Count the lines below that contain the word "image", and report only that number.

(Items from a dataset)
<<<<
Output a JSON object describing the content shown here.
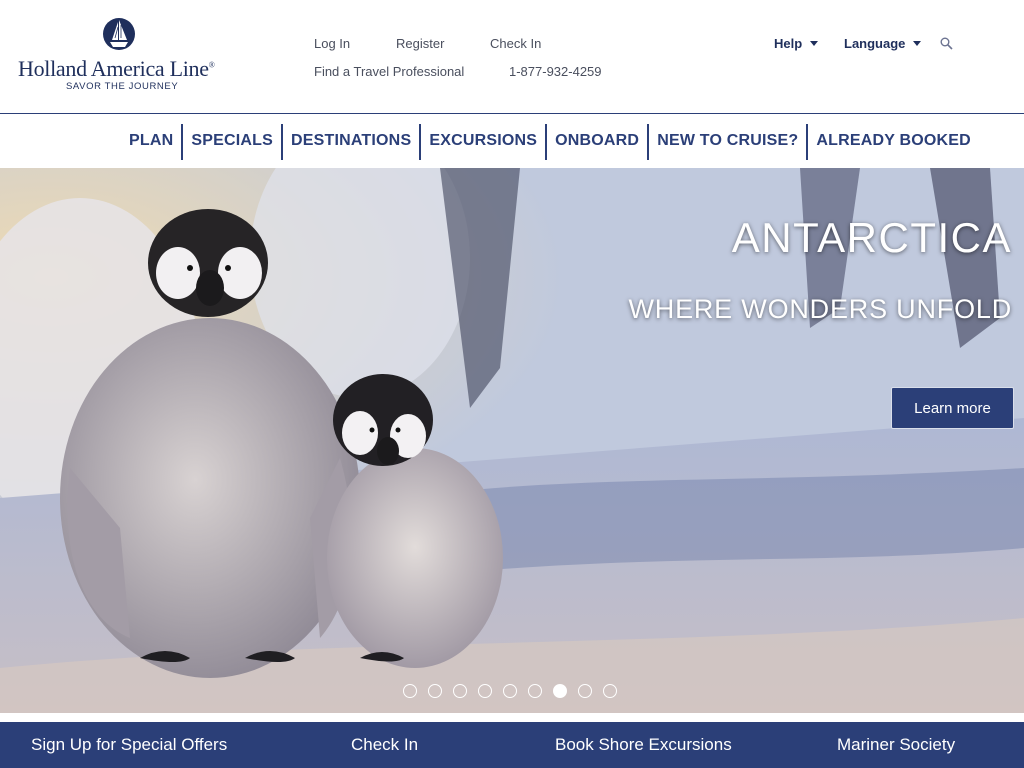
{
  "brand": {
    "name": "Holland America Line",
    "tagline": "SAVOR THE JOURNEY",
    "registered_mark": "®"
  },
  "utility": {
    "log_in": "Log In",
    "register": "Register",
    "check_in": "Check In",
    "find_agent": "Find a Travel Professional",
    "phone": "1-877-932-4259",
    "help": "Help",
    "language": "Language",
    "search_icon": "search-icon"
  },
  "nav": {
    "items": [
      "PLAN",
      "SPECIALS",
      "DESTINATIONS",
      "EXCURSIONS",
      "ONBOARD",
      "NEW TO CRUISE?",
      "ALREADY BOOKED"
    ]
  },
  "hero": {
    "title": "ANTARCTICA",
    "subtitle": "WHERE WONDERS UNFOLD",
    "cta": "Learn more",
    "slide_count": 9,
    "active_slide": 7
  },
  "bottom_bar": {
    "items": [
      "Sign Up for Special Offers",
      "Check In",
      "Book Shore Excursions",
      "Mariner Society"
    ]
  },
  "colors": {
    "brand_navy": "#2b3f78",
    "text_gray": "#4a4f5e",
    "white": "#ffffff"
  }
}
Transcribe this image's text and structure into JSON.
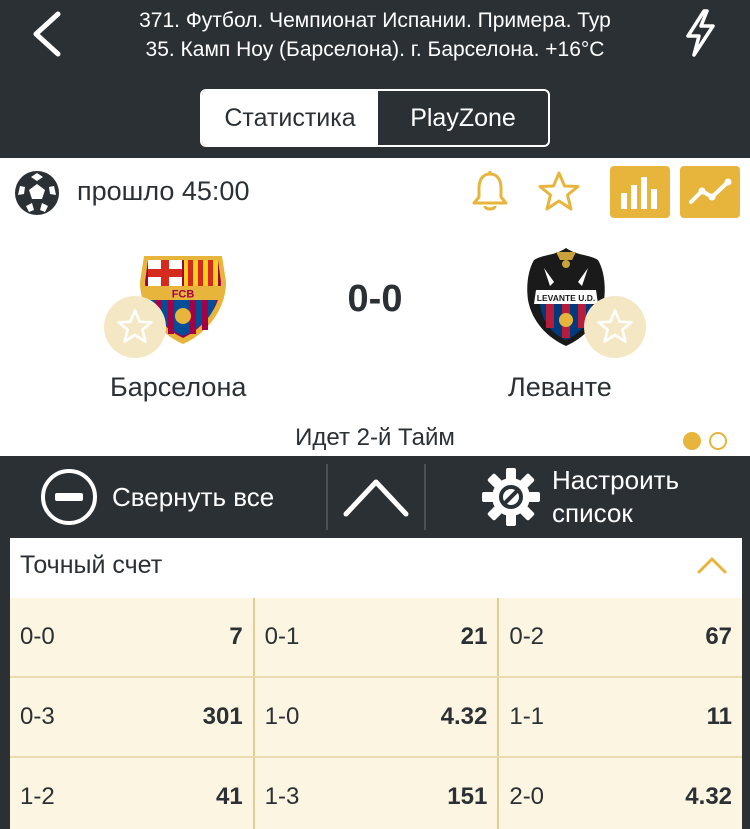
{
  "header": {
    "title_line1": "371. Футбол. Чемпионат Испании. Примера. Тур",
    "title_line2": "35. Камп Ноу (Барселона). г. Барселона. +16°C",
    "tabs": [
      {
        "label": "Статистика",
        "active": true
      },
      {
        "label": "PlayZone",
        "active": false
      }
    ]
  },
  "match": {
    "elapsed": "прошло 45:00",
    "score": "0-0",
    "home_team": "Барселона",
    "away_team": "Леванте",
    "period": "Идет 2-й  Тайм",
    "home_crest_text": "FCB",
    "away_crest_text": "LEVANTE U.D.",
    "pager": {
      "pages": 2,
      "current": 1
    }
  },
  "toolbar": {
    "collapse_label": "Свернуть все",
    "config_label_line1": "Настроить",
    "config_label_line2": "список"
  },
  "market": {
    "title": "Точный счет",
    "rows": [
      [
        {
          "score": "0-0",
          "odd": "7"
        },
        {
          "score": "0-1",
          "odd": "21"
        },
        {
          "score": "0-2",
          "odd": "67"
        }
      ],
      [
        {
          "score": "0-3",
          "odd": "301"
        },
        {
          "score": "1-0",
          "odd": "4.32"
        },
        {
          "score": "1-1",
          "odd": "11"
        }
      ],
      [
        {
          "score": "1-2",
          "odd": "41"
        },
        {
          "score": "1-3",
          "odd": "151"
        },
        {
          "score": "2-0",
          "odd": "4.32"
        }
      ]
    ]
  },
  "colors": {
    "dark": "#2b3034",
    "accent": "#e7b53b",
    "cell_bg": "#fbf5e2",
    "white": "#ffffff"
  },
  "icons": [
    "back-chevron-icon",
    "lightning-icon",
    "soccer-ball-icon",
    "bell-icon",
    "star-icon",
    "bar-chart-icon",
    "trend-line-icon",
    "minus-circle-icon",
    "chevron-up-icon",
    "gear-icon"
  ]
}
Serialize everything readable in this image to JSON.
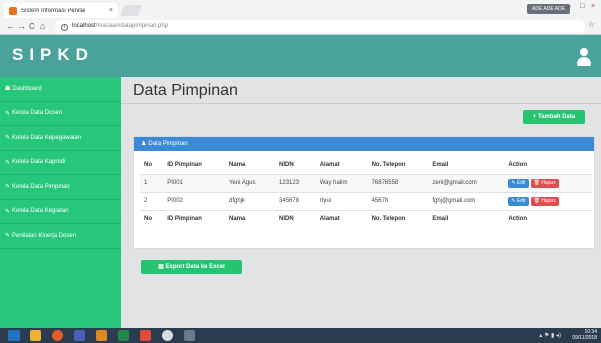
{
  "browser": {
    "tab_title": "Sistem Informasi Penilai",
    "tab_close": "×",
    "user_chip": "ADE ADE ADE",
    "back": "←",
    "forward": "→",
    "reload": "C",
    "home": "⌂",
    "url_host": "localhost",
    "url_path": "/masaan/datapimpinan.php",
    "star": "☆"
  },
  "header": {
    "brand": "SIPKD"
  },
  "sidebar": {
    "items": [
      {
        "icon": "☗",
        "label": "Dashboard"
      },
      {
        "icon": "✎",
        "label": "Kelola Data Dosen"
      },
      {
        "icon": "✎",
        "label": "Kelola Data Kepegawaian"
      },
      {
        "icon": "✎",
        "label": "Kelola Data Kaprodi"
      },
      {
        "icon": "✎",
        "label": "Kelola Data Pimpinan"
      },
      {
        "icon": "✎",
        "label": "Kelola Data Kegiatan"
      },
      {
        "icon": "✎",
        "label": "Penilaian Kinerja Dosen"
      }
    ]
  },
  "main": {
    "title": "Data Pimpinan",
    "add_button": "+ Tambah Data",
    "panel_title": "Data Pimpinan",
    "export_button": "Export Data ke Excel"
  },
  "table": {
    "columns": [
      "No",
      "ID Pimpinan",
      "Nama",
      "NIDN",
      "Alamat",
      "No. Telepon",
      "Email",
      "Action"
    ],
    "rows": [
      {
        "no": "1",
        "id": "PI001",
        "nama": "Yeni Agus",
        "nidn": "123123",
        "alamat": "Way halim",
        "telepon": "76876558",
        "email": "zeni@gmail.com"
      },
      {
        "no": "2",
        "id": "PI002",
        "nama": "dfghjk",
        "nidn": "345678",
        "alamat": "rtyui",
        "telepon": "45678",
        "email": "fghj@gmail.com"
      }
    ],
    "edit_label": "Edit",
    "delete_label": "Hapus"
  },
  "taskbar": {
    "time": "10:34",
    "date": "09/11/2018"
  },
  "colors": {
    "header_teal": "#4aa39b",
    "sidebar_green": "#26c77b",
    "button_green": "#25c471",
    "panel_blue": "#3b8ad6",
    "danger_red": "#e14d4d"
  }
}
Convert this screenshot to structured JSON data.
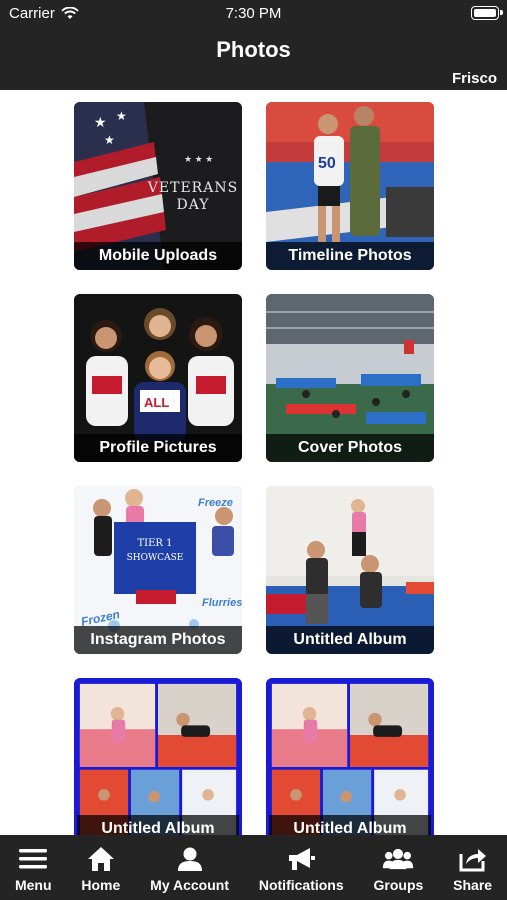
{
  "status_bar": {
    "carrier": "Carrier",
    "time": "7:30 PM"
  },
  "header": {
    "title": "Photos",
    "location": "Frisco"
  },
  "albums": [
    {
      "label": "Mobile Uploads"
    },
    {
      "label": "Timeline Photos"
    },
    {
      "label": "Profile Pictures"
    },
    {
      "label": "Cover Photos"
    },
    {
      "label": "Instagram Photos"
    },
    {
      "label": "Untitled Album"
    },
    {
      "label": "Untitled Album"
    },
    {
      "label": "Untitled Album"
    }
  ],
  "thumb_text": {
    "veterans_line1": "Veterans",
    "veterans_line2": "Day",
    "showcase_line1": "TIER 1",
    "showcase_line2": "SHOWCASE",
    "freeze": "Freeze",
    "frozen": "Frozen",
    "flurries": "Flurries"
  },
  "tabbar": {
    "items": [
      {
        "label": "Menu",
        "icon": "menu-icon"
      },
      {
        "label": "Home",
        "icon": "home-icon"
      },
      {
        "label": "My Account",
        "icon": "user-icon"
      },
      {
        "label": "Notifications",
        "icon": "megaphone-icon"
      },
      {
        "label": "Groups",
        "icon": "group-icon"
      },
      {
        "label": "Share",
        "icon": "share-icon"
      }
    ]
  },
  "colors": {
    "bar_bg": "#242424",
    "album_border": "#1a1ad6"
  }
}
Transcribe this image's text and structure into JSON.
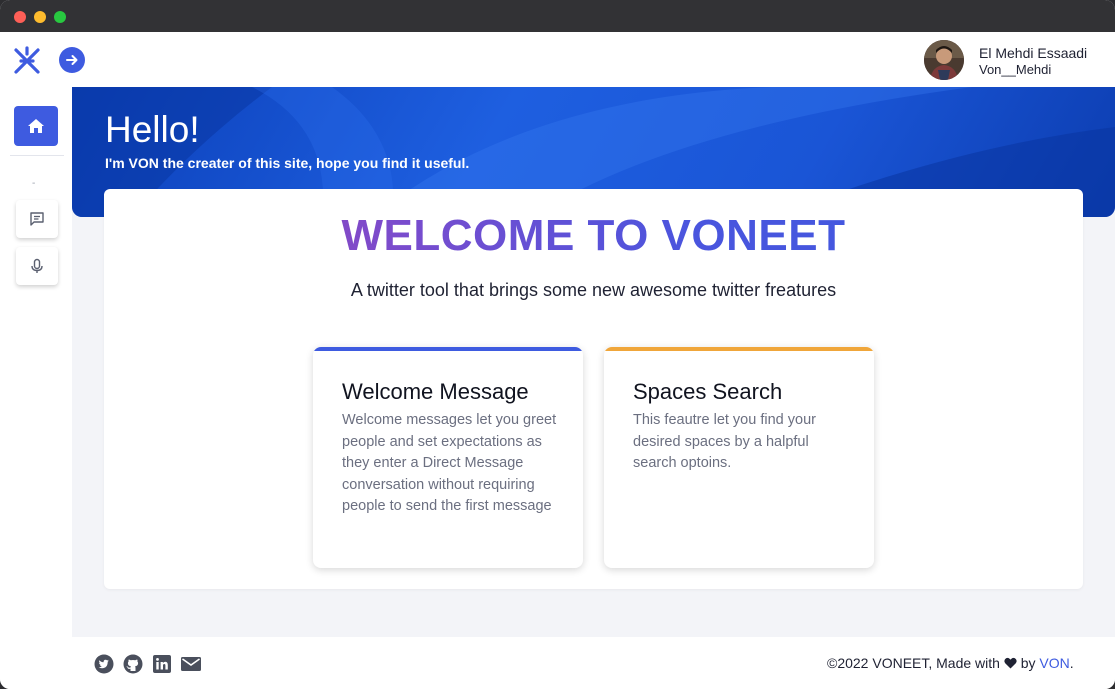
{
  "header": {
    "logo_icon": "voneet-logo-icon",
    "toggle_icon": "arrow-right-icon",
    "user": {
      "name": "El Mehdi Essaadi",
      "handle": "Von__Mehdi",
      "avatar_icon": "user-avatar"
    }
  },
  "sidebar": {
    "items": [
      {
        "icon": "home-icon",
        "active": true
      },
      {
        "icon": "message-icon",
        "active": false
      },
      {
        "icon": "microphone-icon",
        "active": false
      }
    ],
    "dash": "-"
  },
  "hero": {
    "title": "Hello!",
    "subtitle": "I'm VON the creater of this site, hope you find it useful."
  },
  "main": {
    "heading": "WELCOME TO VONEET",
    "tagline": "A twitter tool that brings some new awesome twitter freatures",
    "features": [
      {
        "title": "Welcome Message",
        "description": "Welcome messages let you greet people and set expectations as they enter a Direct Message conversation without requiring people to send the first message",
        "accent": "#3e5be0"
      },
      {
        "title": "Spaces Search",
        "description": "This feautre let you find your desired spaces by a halpful search optoins.",
        "accent": "#f0a63a"
      }
    ]
  },
  "footer": {
    "social_icons": [
      "twitter-icon",
      "github-icon",
      "linkedin-icon",
      "mail-icon"
    ],
    "copyright_prefix": "©2022 VONEET, Made with",
    "heart_icon": "heart-icon",
    "by_text": "by",
    "author": "VON",
    "suffix": "."
  },
  "colors": {
    "accent": "#3e5be0",
    "hero_blue": "#1e5fe0",
    "feature_orange": "#f0a63a"
  }
}
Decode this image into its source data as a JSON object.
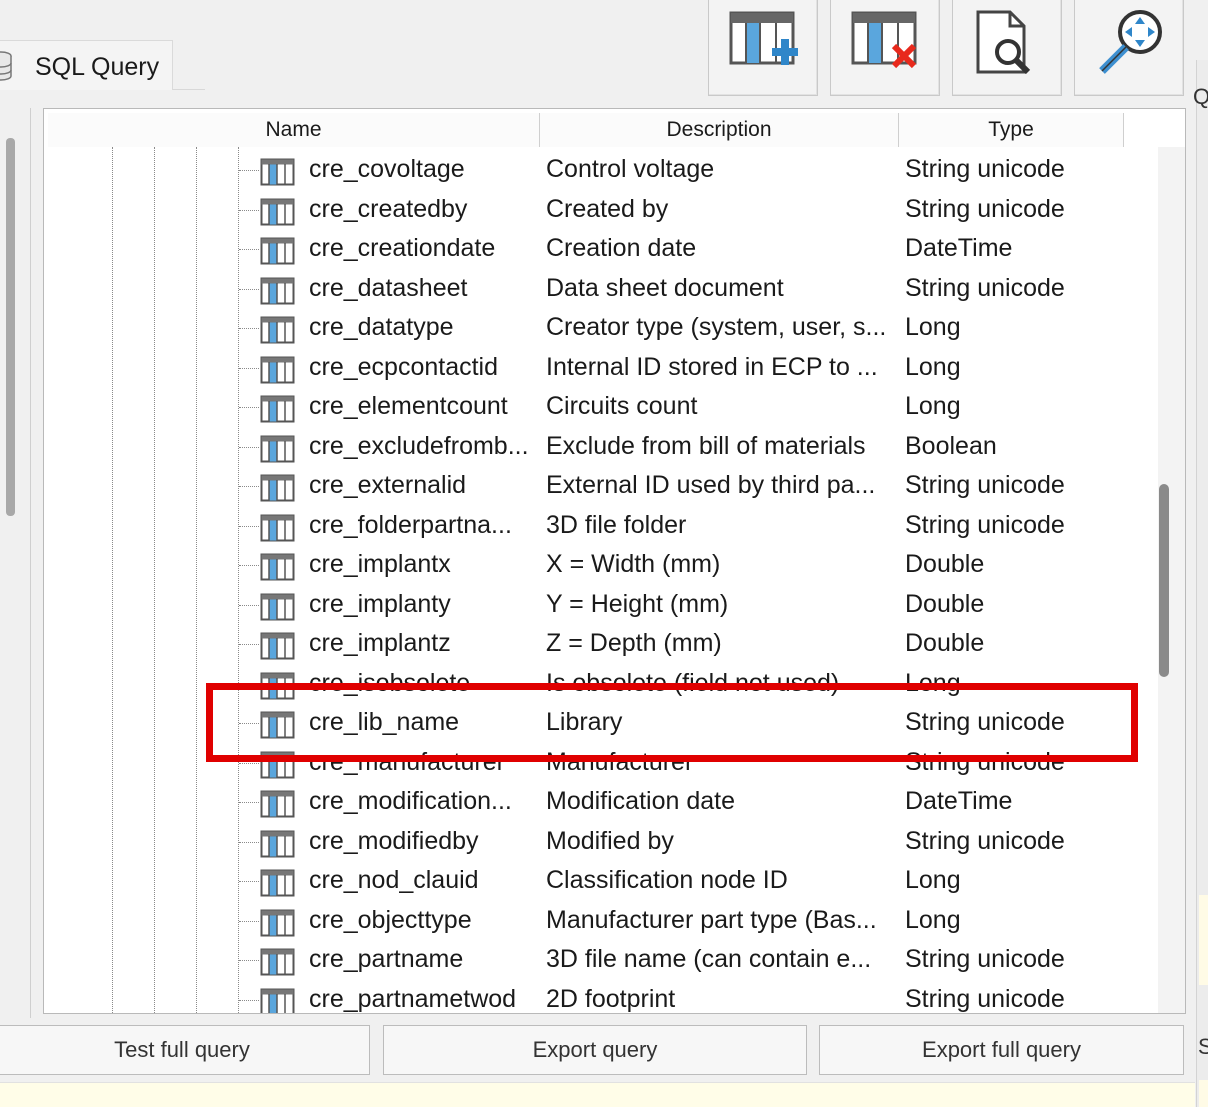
{
  "tab": {
    "label": "SQL Query",
    "icon": "database-icon"
  },
  "toolbar": {
    "buttons": [
      {
        "icon": "add-column-icon"
      },
      {
        "icon": "remove-column-icon"
      },
      {
        "icon": "preview-query-icon"
      },
      {
        "icon": "zoom-move-icon"
      }
    ]
  },
  "tree": {
    "columns": [
      "Name",
      "Description",
      "Type"
    ],
    "rows": [
      {
        "name": "cre_covoltage",
        "description": "Control voltage",
        "type": "String unicode"
      },
      {
        "name": "cre_createdby",
        "description": "Created by",
        "type": "String unicode"
      },
      {
        "name": "cre_creationdate",
        "description": "Creation date",
        "type": "DateTime"
      },
      {
        "name": "cre_datasheet",
        "description": "Data sheet document",
        "type": "String unicode"
      },
      {
        "name": "cre_datatype",
        "description": "Creator type (system, user, s...",
        "type": "Long"
      },
      {
        "name": "cre_ecpcontactid",
        "description": "Internal ID stored in ECP to ...",
        "type": "Long"
      },
      {
        "name": "cre_elementcount",
        "description": "Circuits count",
        "type": "Long"
      },
      {
        "name": "cre_excludefromb...",
        "description": "Exclude from bill of materials",
        "type": "Boolean"
      },
      {
        "name": "cre_externalid",
        "description": "External ID used by third pa...",
        "type": "String unicode"
      },
      {
        "name": "cre_folderpartna...",
        "description": "3D file folder",
        "type": "String unicode"
      },
      {
        "name": "cre_implantx",
        "description": "X = Width (mm)",
        "type": "Double"
      },
      {
        "name": "cre_implanty",
        "description": "Y = Height (mm)",
        "type": "Double"
      },
      {
        "name": "cre_implantz",
        "description": "Z = Depth (mm)",
        "type": "Double"
      },
      {
        "name": "cre_isobsolete",
        "description": "Is obsolete (field not used)",
        "type": "Long"
      },
      {
        "name": "cre_lib_name",
        "description": "Library",
        "type": "String unicode"
      },
      {
        "name": "cre_manufacturer",
        "description": "Manufacturer",
        "type": "String unicode"
      },
      {
        "name": "cre_modification...",
        "description": "Modification date",
        "type": "DateTime"
      },
      {
        "name": "cre_modifiedby",
        "description": "Modified by",
        "type": "String unicode"
      },
      {
        "name": "cre_nod_clauid",
        "description": "Classification node ID",
        "type": "Long"
      },
      {
        "name": "cre_objecttype",
        "description": "Manufacturer part type (Bas...",
        "type": "Long"
      },
      {
        "name": "cre_partname",
        "description": "3D file name (can contain e...",
        "type": "String unicode"
      },
      {
        "name": "cre_partnametwod",
        "description": "2D footprint",
        "type": "String unicode"
      }
    ],
    "row_icon": "table-column-icon",
    "highlighted_row": "cre_lib_name",
    "highlight_color": "#e00000"
  },
  "bottom": {
    "test_full_query": "Test full query",
    "export_query": "Export query",
    "export_full_query": "Export full query"
  },
  "right_edge": {
    "glyph_top": "Qu",
    "glyph_bottom": "S"
  }
}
>>>>
RESPONSE FOR THIS EXERCISE
4